____ PASSAGE
My head is numb from sleep. My eyes red from crying. I don’t even remember crying, but the feeling of general puffiness around my face is familiar enough. I don’t need a mirror to know how I look. I don’t want to see. I stand, stretch, pad across the carpet to the bathroom, past the vanity, where my gaze falls to the floor to avoid my mask of emptiness.

But no, not a mask, I remember. This is it; this is the real me. The mask is what I put on to go out there, among the shining, smiling faces in the shining, smiling world. The world I witness from inside the fog is happy and colorful and bright and wonderful, always moving, always posting and liking and sharing. Always exploring, tasting, drinking some happy new thing.

I don’t feel like moving. I don’t feel like sharing. I don’t feel like tasting or exploring anything.

I don’t feel anything.

I shower, because it’s been three days, and I don’t want my wife to think of me as her disgusting, smelly husband, who stays cooped up in the home office I suspect that she suspects I set up as a frail excuse to stay inside all day, “working.”

Working comes easy on these days, believe it or not. I can lose myself in work. I build websites and write marketing copy for a living. I spend a lot of my time talking to people through social media. I started the company with a friend. It’s a young company, barely a toddler, wobbling with every tender step, but it’s my baby and I love it. It brings me hope, gives me an escape. It keeps me connected, even at a distance. Even through the fog.

My passion has always been storytelling. Before this, I spent my days barely existing within the vacuum of retail. Face-to-face with the beast: the wide-eyed, always moving, shining, smiling, posting, liking public — a world which has begun to feel like some alien planet I’m only temporarily inhabiting.

Just passing through.

The hot water of the shower eases some of the pressure in my face, and I feel a little more awake after toweling off. Brushing my teeth forces me to smile, if only to check my gums, and here I see the thing in the mirror: the ghost. That’s almost enough to bring the tears back. I shut off the bathroom light and sit on the edge of the shower in darkness, head in hands, breathing deeply.

You’re OK. You’re fine.

“This too shall pass.”

I stand and fumble for the light switch once more, wondering if I’ll still be there in the mirror when the lights come on, or if the ghost will have made me transparent. Will I be hollow on the outside now, too? Surely. I feel hollow.

I feel invisible.

That’s the hardest part of navigating the fog: waking up on certain days and looking out as a stranger, both to the world around you and within.

It’s like standing at a window, watching a muted storm. But the storm is inside your mind, and you’re the only one who can see through the window.

My name is Josh, and I struggle with major depressive disorder. I’ve also been diagnosed with bipolar II disorder, and in the past I’ve been treated for anxiety. I’ve tried to end my story before, and failed. I’m thankful of that. Even on days like today. Even when the fog draws up behind and before and above my head like a seething ocean wave, I am thankful to be alive.

How is that?

How is it that I can feel both grateful to be here and desperate to escape?
________
____ RECORDS PROVIDED
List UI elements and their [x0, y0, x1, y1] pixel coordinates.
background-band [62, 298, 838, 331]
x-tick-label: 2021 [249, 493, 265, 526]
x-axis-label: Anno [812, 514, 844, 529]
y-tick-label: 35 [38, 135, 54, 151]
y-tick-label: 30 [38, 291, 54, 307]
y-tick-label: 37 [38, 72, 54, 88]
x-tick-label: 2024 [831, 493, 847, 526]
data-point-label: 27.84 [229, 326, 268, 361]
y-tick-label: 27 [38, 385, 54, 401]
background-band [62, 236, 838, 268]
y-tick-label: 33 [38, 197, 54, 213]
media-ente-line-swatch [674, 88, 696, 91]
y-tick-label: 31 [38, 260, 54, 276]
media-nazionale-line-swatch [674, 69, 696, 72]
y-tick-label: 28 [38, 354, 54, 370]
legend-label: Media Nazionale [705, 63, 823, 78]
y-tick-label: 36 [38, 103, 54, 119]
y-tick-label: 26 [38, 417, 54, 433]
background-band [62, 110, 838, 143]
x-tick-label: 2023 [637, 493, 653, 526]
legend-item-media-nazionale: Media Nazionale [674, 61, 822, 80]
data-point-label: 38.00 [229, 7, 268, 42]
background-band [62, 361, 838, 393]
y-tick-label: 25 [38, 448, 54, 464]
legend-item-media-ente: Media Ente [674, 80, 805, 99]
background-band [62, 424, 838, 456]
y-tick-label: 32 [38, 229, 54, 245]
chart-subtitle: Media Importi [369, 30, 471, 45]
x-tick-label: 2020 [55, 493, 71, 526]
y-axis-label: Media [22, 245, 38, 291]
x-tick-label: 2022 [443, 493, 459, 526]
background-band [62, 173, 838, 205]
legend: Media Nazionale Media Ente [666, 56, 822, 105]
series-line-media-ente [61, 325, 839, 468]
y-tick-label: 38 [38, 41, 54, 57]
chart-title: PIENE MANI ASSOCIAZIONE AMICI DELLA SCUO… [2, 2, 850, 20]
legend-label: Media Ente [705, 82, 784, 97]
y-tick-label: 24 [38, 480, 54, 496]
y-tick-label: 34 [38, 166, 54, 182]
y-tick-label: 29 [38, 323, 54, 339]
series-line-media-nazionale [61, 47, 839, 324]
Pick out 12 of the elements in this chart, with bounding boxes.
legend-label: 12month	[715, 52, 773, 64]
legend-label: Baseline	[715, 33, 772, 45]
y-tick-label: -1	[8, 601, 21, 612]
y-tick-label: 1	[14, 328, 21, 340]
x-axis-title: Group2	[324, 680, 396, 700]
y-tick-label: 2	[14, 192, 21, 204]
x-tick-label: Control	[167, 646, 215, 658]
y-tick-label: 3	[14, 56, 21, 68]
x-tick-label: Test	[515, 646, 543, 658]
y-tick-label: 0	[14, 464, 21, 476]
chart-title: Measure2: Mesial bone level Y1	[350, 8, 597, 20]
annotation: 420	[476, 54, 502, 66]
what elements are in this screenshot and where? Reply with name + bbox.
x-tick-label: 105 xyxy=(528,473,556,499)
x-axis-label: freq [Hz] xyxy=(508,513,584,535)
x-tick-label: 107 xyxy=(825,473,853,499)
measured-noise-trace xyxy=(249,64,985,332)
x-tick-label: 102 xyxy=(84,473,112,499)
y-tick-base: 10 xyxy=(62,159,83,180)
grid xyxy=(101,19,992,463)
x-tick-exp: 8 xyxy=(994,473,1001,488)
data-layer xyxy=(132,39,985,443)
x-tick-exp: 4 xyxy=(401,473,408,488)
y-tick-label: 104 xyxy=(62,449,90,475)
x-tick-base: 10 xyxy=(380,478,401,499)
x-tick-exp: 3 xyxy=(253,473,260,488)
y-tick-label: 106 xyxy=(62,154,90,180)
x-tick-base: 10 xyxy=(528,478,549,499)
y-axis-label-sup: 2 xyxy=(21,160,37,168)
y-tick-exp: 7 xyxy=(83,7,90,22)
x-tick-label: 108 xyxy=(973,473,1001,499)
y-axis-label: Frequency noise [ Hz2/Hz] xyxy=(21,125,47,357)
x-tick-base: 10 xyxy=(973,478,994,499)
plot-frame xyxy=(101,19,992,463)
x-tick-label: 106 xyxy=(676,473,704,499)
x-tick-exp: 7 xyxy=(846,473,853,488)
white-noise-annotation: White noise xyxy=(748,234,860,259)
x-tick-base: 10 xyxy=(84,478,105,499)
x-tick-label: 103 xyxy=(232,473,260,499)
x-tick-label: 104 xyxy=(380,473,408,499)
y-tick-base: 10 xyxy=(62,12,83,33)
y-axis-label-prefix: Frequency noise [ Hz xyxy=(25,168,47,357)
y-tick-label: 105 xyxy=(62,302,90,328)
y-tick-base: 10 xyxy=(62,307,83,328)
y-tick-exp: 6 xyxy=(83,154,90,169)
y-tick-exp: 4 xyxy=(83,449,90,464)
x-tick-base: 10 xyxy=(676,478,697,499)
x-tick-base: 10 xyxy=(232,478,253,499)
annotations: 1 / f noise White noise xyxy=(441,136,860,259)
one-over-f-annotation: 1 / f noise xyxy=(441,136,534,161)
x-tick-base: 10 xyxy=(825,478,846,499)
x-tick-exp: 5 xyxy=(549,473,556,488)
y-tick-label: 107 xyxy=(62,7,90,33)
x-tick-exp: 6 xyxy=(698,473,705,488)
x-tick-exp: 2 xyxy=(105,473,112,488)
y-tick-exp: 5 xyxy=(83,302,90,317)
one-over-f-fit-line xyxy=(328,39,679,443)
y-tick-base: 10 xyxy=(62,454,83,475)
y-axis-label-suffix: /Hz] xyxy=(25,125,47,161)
________
REQUIRED ACTION ::
Please write what comes next in the first-person account of living with depression, picking up after its final question.

RESPONSE ::
Because of all the lights I’ve found along the way. Because of my wife. If I found only one source of light in all the world to guide me through the fog, it would be her. My wife, the star defying a perfect void. The thought of her grief, her sadness, is enough to keep me here. What it would do to her, if I left. If I gave up.

If I let the ghost have me.

This is not an easy way to live, but there are days I wake up and the sun really does shine. Those are the days I’m living for. Days like today are hard to navigate, but I make it through by pushing forward. If I glance back over my shoulder, I see the ghost there, waiting in the fog.


And once again I reply, “Not yet. Not today.”

Because that’s the best I can offer. Today I’m choosing the fog. I’m choosing the world behind the window. I’m choosing the lights along the way. Their warmth is my warmth. Their light is my own, my only.

I’m always fearful of stealing their light. What if I take too much? Will they become dark, like me? Will they be empty then?

Will I become the fog that lingers?

Will I become the ghost that whispers?

It’s unnatural that the nature of emptiness is the same as fog: it spreads.

It’s hard seeing someone so full of happiness and realizing you matter to them. That they love you, yes you, just the way you are. How can someone love something so empty? A thing that is empty wishes to be full. A thing that is full wishes to pour itself out, so that it can be filled once more. The difference is that the full thing knows it will become full again. There’s never any doubt. That’s usually just the way it is.

“I am full,” the full thing thinks, “and I will be full again. Here, have some of mine. I insist.”

And the empty thing, it takes, because what else is there for an empty thing to do?

I am an empty thing, taking. Always taking, stealing. I steal light and warmth and color. And once the light dims, I am empty once more. And so I go on, stumbling through the fog, as hollow and light as water must become so that it may fly. I go on searching for the next light.

As I’m writing this, I’m in the fog. But I’m remembering all the clear days behind me and the ones to come. I have hope that they will come. It is that hope to which I cling, for her sake. And for mine.

If you find yourself in the fog, the thing to remember is, don’t panic. These clouds, they come and go. They never hang around forever. Keep searching. Find a beacon. Find a light. Find something full to replenish you. It will become full again, I promise. Never be afraid to drink when you need to drink. Steal a little light while you can, and keep looking forward.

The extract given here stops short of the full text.